Records of where elements are located:
══════════
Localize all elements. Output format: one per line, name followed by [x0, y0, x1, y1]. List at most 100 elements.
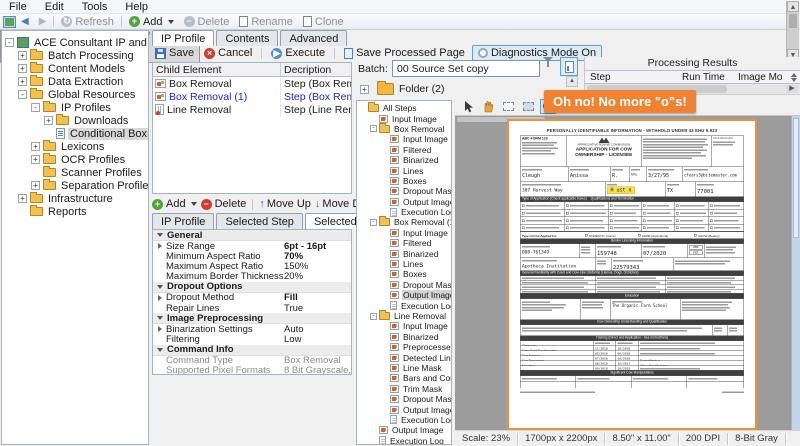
document-page[interactable]: PERSONALLY IDENTIFIABLE INFORMATION - WI… [507, 119, 757, 430]
expand-toggle[interactable]: + [360, 85, 369, 94]
filter-button[interactable] [543, 62, 557, 75]
tree-item[interactable]: Conditional Box Removal [2, 127, 148, 140]
step-tree-item[interactable]: Bars and Combs [357, 373, 451, 383]
tree-item[interactable]: -IP Profiles [2, 101, 148, 114]
table-row[interactable]: Box Removal (1)Step (Box Removal) [153, 90, 351, 103]
step-tree-item[interactable]: Output Image [357, 197, 451, 207]
select-area-tool-button[interactable] [520, 99, 536, 114]
expand-icon[interactable] [158, 326, 162, 332]
cancel-button[interactable]: ×Cancel [201, 47, 255, 59]
property-value[interactable]: 8 Bit Grayscale, 24 Bit RGB, 32 B [284, 365, 351, 375]
step-tree-item[interactable]: Lines [357, 165, 451, 175]
section-collapse-icon[interactable] [157, 348, 163, 352]
column-image-mo[interactable]: Image Mo [738, 72, 788, 83]
delete-step-button[interactable]: −Delete [201, 198, 247, 210]
collapse-toggle[interactable]: - [5, 38, 14, 47]
property-row[interactable]: Maximum Aspect Ratio150% [153, 261, 351, 271]
add-step-button[interactable]: +Add [152, 198, 197, 210]
column-description[interactable]: Decription [281, 63, 351, 76]
execute-button[interactable]: ▶Execute [268, 47, 328, 59]
delete-button[interactable]: −Delete [179, 14, 235, 30]
step-tree-item[interactable]: Binarized [357, 155, 451, 165]
tree-item[interactable]: +Lexicons [2, 140, 148, 153]
tree-item[interactable]: +Batch Processing [2, 49, 148, 62]
step-tree-item[interactable]: Filtered [357, 238, 451, 248]
step-tree-item[interactable]: Detected Lines [357, 352, 451, 362]
property-row[interactable]: FilteringLow [153, 334, 351, 344]
menu-help[interactable]: Help [116, 1, 157, 13]
expand-toggle[interactable]: + [31, 155, 40, 164]
tree-item[interactable]: +Infrastructure [2, 192, 148, 205]
step-tree-item[interactable]: Trim Mask [357, 384, 451, 394]
table-row[interactable]: Line RemovalStep (Line Removal) [153, 103, 351, 116]
step-tree-item[interactable]: Output Image [357, 404, 451, 414]
step-tree-item[interactable]: Boxes [357, 269, 451, 279]
collapse-toggle[interactable]: - [370, 125, 377, 132]
tab-ip-profile-2[interactable]: IP Profile [152, 213, 214, 229]
tab-ip-profile[interactable]: IP Profile [152, 30, 214, 46]
property-value[interactable]: True [284, 303, 351, 314]
column-step[interactable]: Step [585, 72, 682, 83]
app-nav-icon[interactable] [3, 16, 16, 28]
step-tree-item[interactable]: -Box Removal [357, 124, 451, 134]
step-tree-item[interactable]: Dropout Mask [357, 394, 451, 404]
save-processed-page-button[interactable]: Save Processed Page [341, 47, 468, 59]
expand-toggle[interactable]: + [18, 194, 27, 203]
step-tree-item[interactable]: -Box Removal (1) [357, 217, 451, 227]
section-collapse-icon[interactable] [157, 316, 163, 320]
step-tree-item[interactable]: Input Image [357, 134, 451, 144]
step-tree-item[interactable]: Boxes [357, 176, 451, 186]
step-tree-item[interactable]: Line Mask [357, 363, 451, 373]
step-tree-item[interactable]: Execution Log [357, 415, 451, 425]
step-tree-item[interactable]: Binarized [357, 332, 451, 342]
add-button[interactable]: +Add [124, 14, 179, 30]
save-button[interactable]: Save [152, 47, 197, 59]
add-step-caret[interactable] [191, 202, 197, 206]
step-tree-item[interactable]: Execution Log [357, 207, 451, 217]
property-section[interactable]: Dropout Options [153, 282, 351, 293]
viewer-vscrollbar[interactable] [791, 116, 800, 430]
step-tree-item[interactable]: Preprocessed [357, 342, 451, 352]
property-row[interactable]: Minimum Aspect Ratio70% [153, 251, 351, 261]
expand-toggle[interactable]: + [18, 51, 27, 60]
diagnostics-mode-toggle[interactable]: Diagnostics Mode On [472, 45, 602, 61]
collapse-toggle[interactable]: - [18, 90, 27, 99]
tree-item[interactable]: +Content Models [2, 62, 148, 75]
tree-item[interactable]: +Data Extraction [2, 75, 148, 88]
collapse-toggle[interactable]: - [370, 219, 377, 226]
batch-folder-item[interactable]: + Folder (2) [360, 80, 445, 98]
collapse-toggle[interactable]: - [31, 103, 40, 112]
expand-icon[interactable] [158, 243, 162, 249]
column-child-element[interactable]: Child Element [153, 63, 281, 76]
move-up-button[interactable]: ↑Move Up [259, 198, 311, 210]
tree-item[interactable]: Scanner Profiles [2, 166, 148, 179]
property-section[interactable]: Command Info [153, 345, 351, 356]
step-tree-item[interactable]: Lines [357, 259, 451, 269]
property-row[interactable]: Dropout MethodFill [153, 293, 351, 303]
property-row[interactable]: Size Range6pt - 16pt [153, 241, 351, 251]
step-tree-item[interactable]: Input Image [357, 228, 451, 238]
expand-toggle[interactable]: + [18, 77, 27, 86]
step-tree-item[interactable]: Binarized [357, 248, 451, 258]
menu-tools[interactable]: Tools [73, 1, 117, 13]
tab-advanced[interactable]: Advanced [280, 30, 347, 46]
step-tree-item[interactable]: -Line Removal [357, 311, 451, 321]
property-section[interactable]: Image Preprocessing [153, 313, 351, 324]
step-tree-item[interactable]: Execution Log [357, 436, 451, 446]
tab-contents[interactable]: Contents [216, 30, 278, 46]
property-row[interactable]: Supported Pixel Formats8 Bit Grayscale, … [153, 366, 351, 375]
step-tree-item[interactable]: Output Image [357, 290, 451, 300]
section-collapse-icon[interactable] [157, 233, 163, 237]
step-tree-item[interactable]: Dropout Mask [357, 186, 451, 196]
results-scroll-arrows[interactable] [788, 73, 800, 82]
step-tree-item[interactable]: Dropout Mask [357, 280, 451, 290]
rename-button[interactable]: Rename [234, 14, 298, 30]
step-tree-item[interactable]: Input Image [357, 113, 451, 123]
menu-file[interactable]: File [0, 1, 36, 13]
scrollbar-thumb[interactable] [793, 118, 799, 238]
expand-toggle[interactable]: + [18, 64, 27, 73]
pan-tool-button[interactable] [480, 99, 496, 114]
tree-item[interactable]: +OCR Profiles [2, 153, 148, 166]
tree-item[interactable]: Reports [2, 205, 148, 218]
expand-toggle[interactable]: + [31, 181, 40, 190]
══════════
» **What the exercise asks**
Transcribe the rows above line for line, with no changes, and leave out the pictures.

» **Finished answer**
Localize all elements. Output format: one per line, name followed by [x0, y0, x1, y1]. List at most 100 elements.
document-page[interactable]: PERSONALLY IDENTIFIABLE INFORMATION - WI… [507, 119, 757, 430]
expand-toggle[interactable]: + [360, 85, 369, 94]
filter-button[interactable] [543, 62, 557, 75]
tree-item[interactable]: Conditional Box Removal [2, 127, 148, 140]
step-tree-item[interactable]: Bars and Combs [357, 373, 451, 383]
tree-item[interactable]: -IP Profiles [2, 101, 148, 114]
table-row[interactable]: Box Removal (1)Step (Box Removal) [153, 90, 351, 103]
step-tree-item[interactable]: Output Image [357, 197, 451, 207]
select-area-tool-button[interactable] [520, 99, 536, 114]
expand-icon[interactable] [158, 326, 162, 332]
cancel-button[interactable]: ×Cancel [201, 47, 255, 59]
property-value[interactable]: 8 Bit Grayscale, 24 Bit RGB, 32 B [284, 365, 351, 375]
step-tree-item[interactable]: Lines [357, 165, 451, 175]
section-collapse-icon[interactable] [157, 348, 163, 352]
column-image-mo[interactable]: Image Mo [738, 72, 788, 83]
delete-step-button[interactable]: −Delete [201, 198, 247, 210]
collapse-toggle[interactable]: - [5, 38, 14, 47]
property-row[interactable]: Maximum Aspect Ratio150% [153, 261, 351, 271]
add-step-button[interactable]: +Add [152, 198, 197, 210]
column-description[interactable]: Decription [281, 63, 351, 76]
execute-button[interactable]: ▶Execute [268, 47, 328, 59]
delete-button[interactable]: −Delete [179, 14, 235, 30]
step-tree-item[interactable]: Binarized [357, 155, 451, 165]
tree-item[interactable]: +Lexicons [2, 140, 148, 153]
tree-item[interactable]: +Batch Processing [2, 49, 148, 62]
step-tree-item[interactable]: Filtered [357, 238, 451, 248]
step-tree-item[interactable]: Detected Lines [357, 352, 451, 362]
property-row[interactable]: FilteringLow [153, 334, 351, 344]
menu-help[interactable]: Help [116, 1, 157, 13]
expand-toggle[interactable]: + [31, 155, 40, 164]
tree-item[interactable]: +Infrastructure [2, 192, 148, 205]
step-tree-item[interactable]: Trim Mask [357, 384, 451, 394]
table-row[interactable]: Line RemovalStep (Line Removal) [153, 103, 351, 116]
step-tree-item[interactable]: Output Image [357, 404, 451, 414]
step-tree-item[interactable]: Boxes [357, 269, 451, 279]
collapse-toggle[interactable]: - [370, 125, 377, 132]
tab-ip-profile-2[interactable]: IP Profile [152, 213, 214, 229]
tab-ip-profile[interactable]: IP Profile [152, 30, 214, 46]
property-value[interactable]: True [284, 303, 351, 314]
column-step[interactable]: Step [585, 72, 682, 83]
app-nav-icon[interactable] [3, 16, 16, 28]
step-tree-item[interactable]: -Box Removal [357, 124, 451, 134]
step-tree-item[interactable]: Dropout Mask [357, 394, 451, 404]
save-processed-page-button[interactable]: Save Processed Page [341, 47, 468, 59]
expand-toggle[interactable]: + [18, 194, 27, 203]
step-tree-item[interactable]: -Box Removal (1) [357, 217, 451, 227]
section-collapse-icon[interactable] [157, 316, 163, 320]
step-tree-item[interactable]: Input Image [357, 134, 451, 144]
step-tree-item[interactable]: Boxes [357, 176, 451, 186]
step-tree-item[interactable]: Line Mask [357, 363, 451, 373]
step-tree-item[interactable]: Execution Log [357, 415, 451, 425]
step-tree-item[interactable]: Binarized [357, 332, 451, 342]
add-button[interactable]: +Add [124, 14, 179, 30]
save-button[interactable]: Save [152, 47, 197, 59]
add-step-caret[interactable] [191, 202, 197, 206]
step-tree-item[interactable]: Execution Log [357, 207, 451, 217]
property-section[interactable]: Dropout Options [153, 282, 351, 293]
viewer-vscrollbar[interactable] [791, 116, 800, 430]
step-tree-item[interactable]: Preprocessed [357, 342, 451, 352]
property-row[interactable]: Minimum Aspect Ratio70% [153, 251, 351, 261]
expand-toggle[interactable]: + [18, 51, 27, 60]
diagnostics-mode-toggle[interactable]: Diagnostics Mode On [472, 45, 602, 61]
collapse-toggle[interactable]: - [18, 90, 27, 99]
tree-item[interactable]: +Content Models [2, 62, 148, 75]
tree-item[interactable]: +Data Extraction [2, 75, 148, 88]
collapse-toggle[interactable]: - [370, 219, 377, 226]
batch-folder-item[interactable]: + Folder (2) [360, 80, 445, 98]
collapse-toggle[interactable]: - [31, 103, 40, 112]
expand-icon[interactable] [158, 243, 162, 249]
column-child-element[interactable]: Child Element [153, 63, 281, 76]
move-up-button[interactable]: ↑Move Up [259, 198, 311, 210]
tree-item[interactable]: Scanner Profiles [2, 166, 148, 179]
property-section[interactable]: Command Info [153, 345, 351, 356]
step-tree-item[interactable]: Lines [357, 259, 451, 269]
property-row[interactable]: Dropout MethodFill [153, 293, 351, 303]
property-row[interactable]: Size Range6pt - 16pt [153, 241, 351, 251]
step-tree-item[interactable]: Input Image [357, 228, 451, 238]
expand-toggle[interactable]: + [18, 77, 27, 86]
step-tree-item[interactable]: Binarized [357, 248, 451, 258]
menu-tools[interactable]: Tools [73, 1, 117, 13]
tab-advanced[interactable]: Advanced [280, 30, 347, 46]
step-tree-item[interactable]: -Line Removal [357, 311, 451, 321]
property-section[interactable]: Image Preprocessing [153, 313, 351, 324]
step-tree-item[interactable]: Execution Log [357, 436, 451, 446]
tab-contents[interactable]: Contents [216, 30, 278, 46]
property-row[interactable]: Supported Pixel Formats8 Bit Grayscale, … [153, 366, 351, 375]
step-tree-item[interactable]: Output Image [357, 290, 451, 300]
section-collapse-icon[interactable] [157, 233, 163, 237]
step-tree-item[interactable]: Dropout Mask [357, 186, 451, 196]
results-scroll-arrows[interactable] [788, 73, 800, 82]
step-tree-item[interactable]: Dropout Mask [357, 280, 451, 290]
rename-button[interactable]: Rename [234, 14, 298, 30]
step-tree-item[interactable]: Input Image [357, 113, 451, 123]
menu-file[interactable]: File [0, 1, 36, 13]
scrollbar-thumb[interactable] [793, 118, 799, 238]
expand-toggle[interactable]: + [18, 64, 27, 73]
pan-tool-button[interactable] [480, 99, 496, 114]
tree-item[interactable]: +OCR Profiles [2, 153, 148, 166]
tree-item[interactable]: Reports [2, 205, 148, 218]
expand-toggle[interactable]: + [31, 181, 40, 190]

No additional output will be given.